-- begin --

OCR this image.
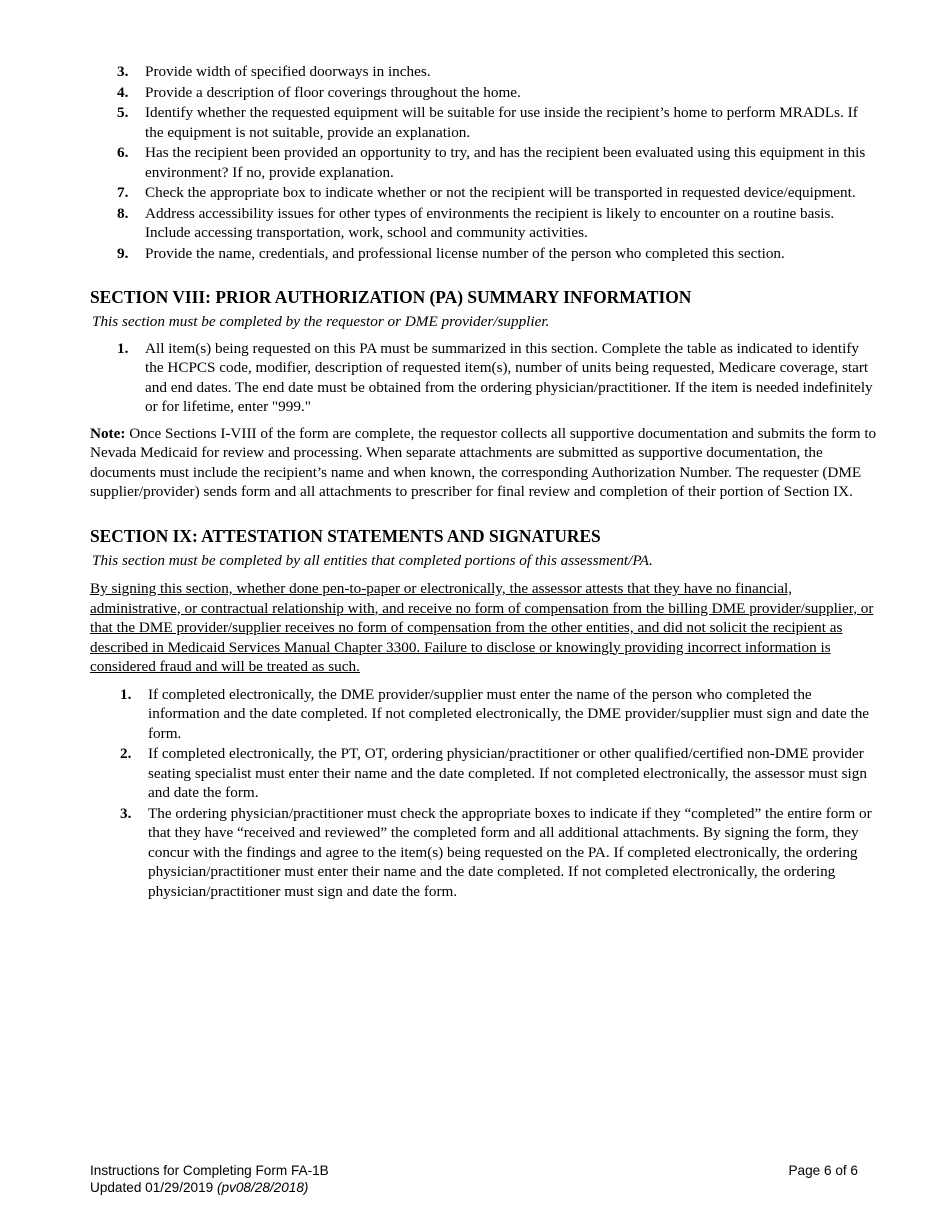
3. Provide width of specified doorways in inches.
4. Provide a description of floor coverings throughout the home.
5. Identify whether the requested equipment will be suitable for use inside the recipient’s home to perform MRADLs. If the equipment is not suitable, provide an explanation.
6. Has the recipient been provided an opportunity to try, and has the recipient been evaluated using this equipment in this environment? If no, provide explanation.
7. Check the appropriate box to indicate whether or not the recipient will be transported in requested device/equipment.
8. Address accessibility issues for other types of environments the recipient is likely to encounter on a routine basis. Include accessing transportation, work, school and community activities.
9. Provide the name, credentials, and professional license number of the person who completed this section.
SECTION VIII: PRIOR AUTHORIZATION (PA) SUMMARY INFORMATION

This section must be completed by the requestor or DME provider/supplier.

1. All item(s) being requested on this PA must be summarized in this section. Complete the table as indicated to identify the HCPCS code, modifier, description of requested item(s), number of units being requested, Medicare coverage, start and end dates. The end date must be obtained from the ordering physician/practitioner. If the item is needed indefinitely or for lifetime, enter "999."

Note: Once Sections I-VIII of the form are complete, the requestor collects all supportive documentation and submits the form to Nevada Medicaid for review and processing. When separate attachments are submitted as supportive documentation, the documents must include the recipient’s name and when known, the corresponding Authorization Number. The requester (DME supplier/provider) sends form and all attachments to prescriber for final review and completion of their portion of Section IX.

SECTION IX: ATTESTATION STATEMENTS AND SIGNATURES

This section must be completed by all entities that completed portions of this assessment/PA.

By signing this section, whether done pen-to-paper or electronically, the assessor attests that they have no financial, administrative, or contractual relationship with, and receive no form of compensation from the billing DME provider/supplier, or that the DME provider/supplier receives no form of compensation from the other entities, and did not solicit the recipient as described in Medicaid Services Manual Chapter 3300. Failure to disclose or knowingly providing incorrect information is considered fraud and will be treated as such.

1. If completed electronically, the DME provider/supplier must enter the name of the person who completed the information and the date completed. If not completed electronically, the DME provider/supplier must sign and date the form.
2. If completed electronically, the PT, OT, ordering physician/practitioner or other qualified/certified non-DME provider seating specialist must enter their name and the date completed. If not completed electronically, the assessor must sign and date the form.
3. The ordering physician/practitioner must check the appropriate boxes to indicate if they “completed” the entire form or that they have “received and reviewed” the completed form and all additional attachments. By signing the form, they concur with the findings and agree to the item(s) being requested on the PA. If completed electronically, the ordering physician/practitioner must enter their name and the date completed. If not completed electronically, the ordering physician/practitioner must sign and date the form.
Instructions for Completing Form FA-1B
Updated 01/29/2019 (pv08/28/2018)
Page 6 of 6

-- end --

Problem to work on:
Look through the data and show every line containing "explanation".

Written answer:
5. Identify whether the requested equipment will be suitable for use inside the recipient’s home to perform MRADLs. If the equipment is not suitable, provide an explanation.
6. Has the recipient been provided an opportunity to try, and has the recipient been evaluated using this equipment in this environment? If no, provide explanation.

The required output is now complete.